## begin
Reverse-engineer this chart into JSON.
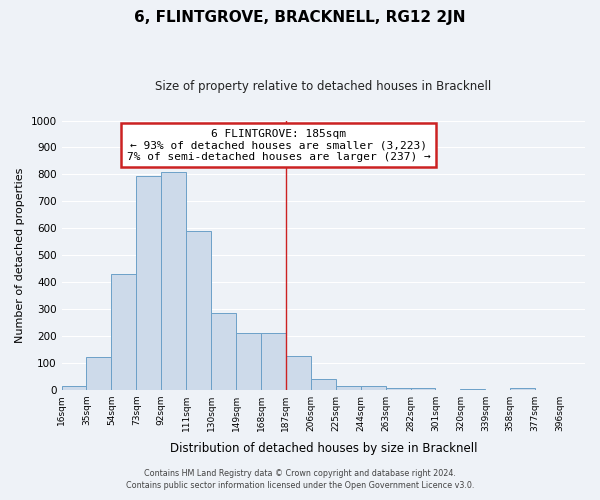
{
  "title": "6, FLINTGROVE, BRACKNELL, RG12 2JN",
  "subtitle": "Size of property relative to detached houses in Bracknell",
  "xlabel": "Distribution of detached houses by size in Bracknell",
  "ylabel": "Number of detached properties",
  "bar_color": "#cddaea",
  "bar_edge_color": "#6ca0c8",
  "background_color": "#eef2f7",
  "grid_color": "#ffffff",
  "bin_edges": [
    16,
    35,
    54,
    73,
    92,
    111,
    130,
    149,
    168,
    187,
    206,
    225,
    244,
    263,
    282,
    301,
    320,
    339,
    358,
    377,
    396
  ],
  "bin_labels": [
    "16sqm",
    "35sqm",
    "54sqm",
    "73sqm",
    "92sqm",
    "111sqm",
    "130sqm",
    "149sqm",
    "168sqm",
    "187sqm",
    "206sqm",
    "225sqm",
    "244sqm",
    "263sqm",
    "282sqm",
    "301sqm",
    "320sqm",
    "339sqm",
    "358sqm",
    "377sqm",
    "396sqm"
  ],
  "bar_heights": [
    15,
    120,
    430,
    795,
    810,
    590,
    285,
    210,
    210,
    125,
    40,
    15,
    12,
    6,
    5,
    0,
    3,
    0,
    8,
    0
  ],
  "vline_x": 187,
  "vline_color": "#cc2222",
  "annotation_title": "6 FLINTGROVE: 185sqm",
  "annotation_line1": "← 93% of detached houses are smaller (3,223)",
  "annotation_line2": "7% of semi-detached houses are larger (237) →",
  "annotation_box_color": "#ffffff",
  "annotation_box_edge": "#cc2222",
  "ylim": [
    0,
    1000
  ],
  "yticks": [
    0,
    100,
    200,
    300,
    400,
    500,
    600,
    700,
    800,
    900,
    1000
  ],
  "footer1": "Contains HM Land Registry data © Crown copyright and database right 2024.",
  "footer2": "Contains public sector information licensed under the Open Government Licence v3.0."
}
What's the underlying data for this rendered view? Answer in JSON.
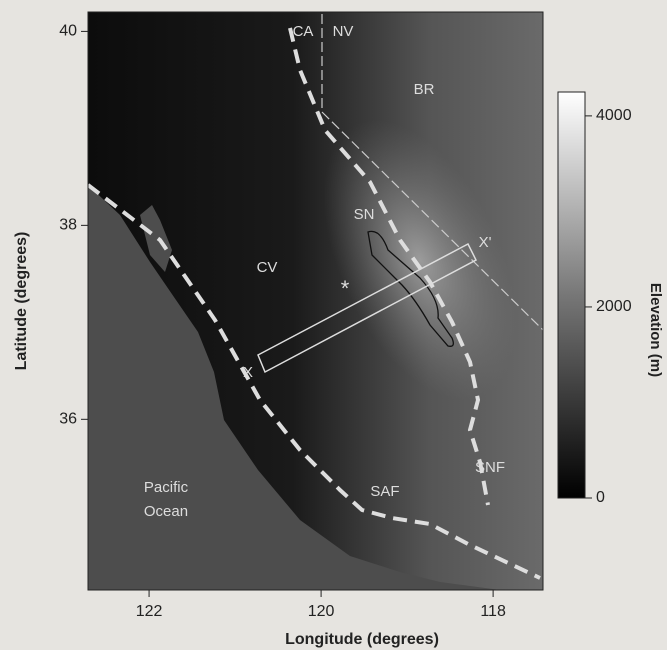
{
  "map": {
    "axes": {
      "xlabel": "Longitude (degrees)",
      "ylabel": "Latitude (degrees)",
      "xlim": [
        122.71,
        117.42
      ],
      "ylim": [
        34.24,
        40.2
      ],
      "xticks": [
        122,
        120,
        118
      ],
      "yticks": [
        40,
        38,
        36
      ]
    },
    "colorbar": {
      "label": "Elevation (m)",
      "lim": [
        0,
        4250
      ],
      "ticks": [
        4000,
        2000,
        0
      ]
    },
    "labels": [
      "CA",
      "NV",
      "BR",
      "SN",
      "CV",
      "*",
      "X'",
      "X",
      "SNF",
      "SAF",
      "Pacific",
      "Ocean"
    ]
  }
}
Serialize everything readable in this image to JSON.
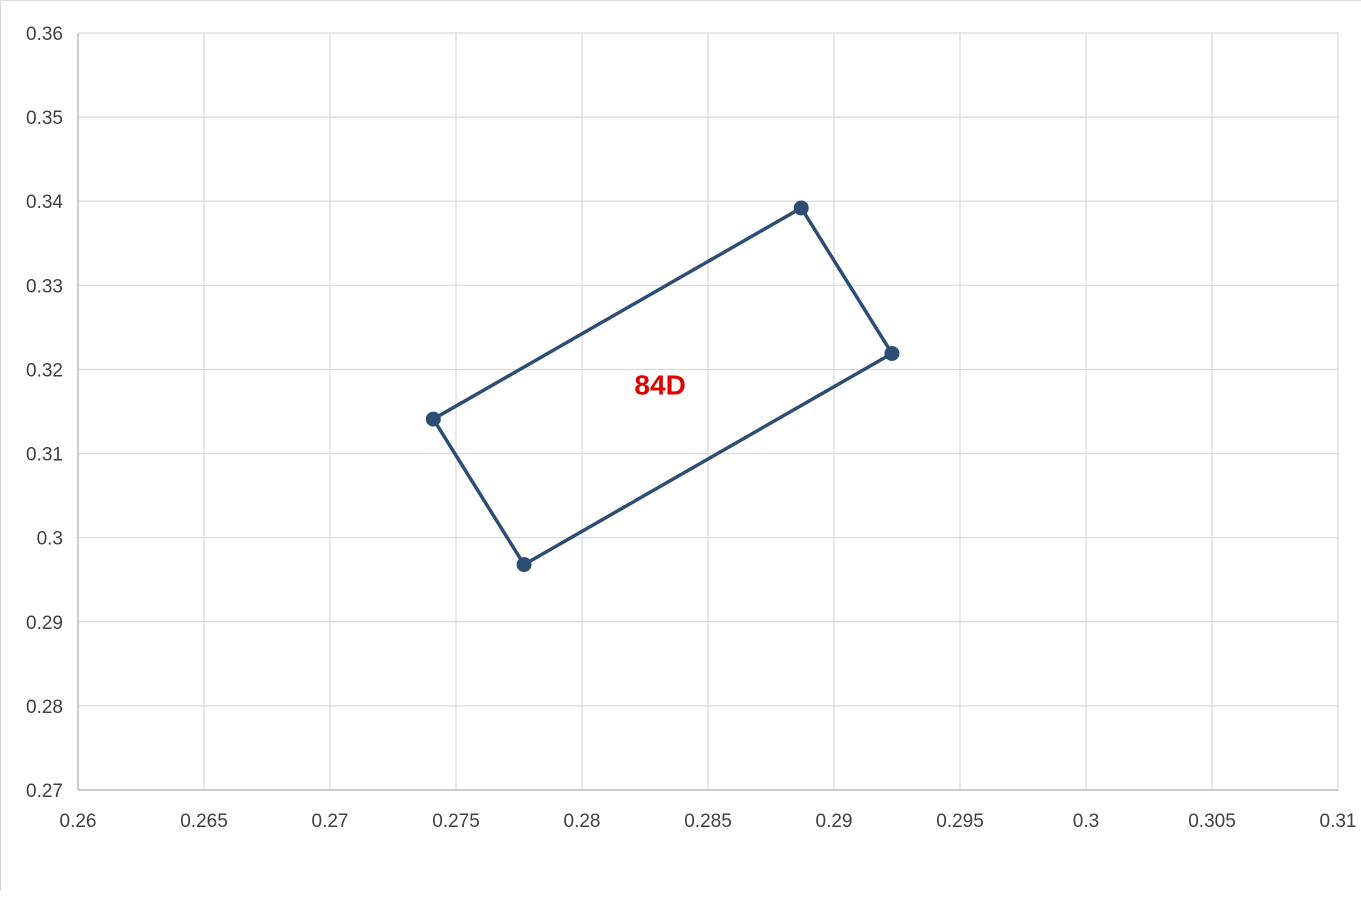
## end
Exercise requirements>
Without including the pictures, reproduce all entries exactly.

Solution to this task>
Reverse-engineer this chart into JSON.
{
  "title": "6, FLINTGROVE, BRACKNELL, RG12 2JN",
  "subtitle": "Size of property relative to detached houses in Bracknell",
  "xlabel": "Distribution of detached houses by size in Bracknell",
  "ylabel": "Number of detached properties",
  "bar_color": "#cddaea",
  "bar_edge_color": "#6ca0c8",
  "background_color": "#eef2f7",
  "grid_color": "#ffffff",
  "bin_edges": [
    16,
    35,
    54,
    73,
    92,
    111,
    130,
    149,
    168,
    187,
    206,
    225,
    244,
    263,
    282,
    301,
    320,
    339,
    358,
    377,
    396
  ],
  "bin_labels": [
    "16sqm",
    "35sqm",
    "54sqm",
    "73sqm",
    "92sqm",
    "111sqm",
    "130sqm",
    "149sqm",
    "168sqm",
    "187sqm",
    "206sqm",
    "225sqm",
    "244sqm",
    "263sqm",
    "282sqm",
    "301sqm",
    "320sqm",
    "339sqm",
    "358sqm",
    "377sqm",
    "396sqm"
  ],
  "bar_heights": [
    15,
    120,
    430,
    795,
    810,
    590,
    285,
    210,
    210,
    125,
    40,
    15,
    12,
    6,
    5,
    0,
    3,
    0,
    8,
    0
  ],
  "vline_x": 187,
  "vline_color": "#cc2222",
  "annotation_title": "6 FLINTGROVE: 185sqm",
  "annotation_line1": "← 93% of detached houses are smaller (3,223)",
  "annotation_line2": "7% of semi-detached houses are larger (237) →",
  "annotation_box_color": "#ffffff",
  "annotation_box_edge": "#cc2222",
  "ylim": [
    0,
    1000
  ],
  "yticks": [
    0,
    100,
    200,
    300,
    400,
    500,
    600,
    700,
    800,
    900,
    1000
  ],
  "footer1": "Contains HM Land Registry data © Crown copyright and database right 2024.",
  "footer2": "Contains public sector information licensed under the Open Government Licence v3.0."
}
What's the underlying data for this rendered view? Answer in JSON.
{
  "map": {
    "axes": {
      "xlabel": "Longitude (degrees)",
      "ylabel": "Latitude (degrees)",
      "xlim": [
        122.71,
        117.42
      ],
      "ylim": [
        34.24,
        40.2
      ],
      "xticks": [
        122,
        120,
        118
      ],
      "yticks": [
        40,
        38,
        36
      ]
    },
    "colorbar": {
      "label": "Elevation (m)",
      "lim": [
        0,
        4250
      ],
      "ticks": [
        4000,
        2000,
        0
      ]
    },
    "labels": [
      "CA",
      "NV",
      "BR",
      "SN",
      "CV",
      "*",
      "X'",
      "X",
      "SNF",
      "SAF",
      "Pacific",
      "Ocean"
    ]
  }
}
Serialize everything readable in this image to JSON.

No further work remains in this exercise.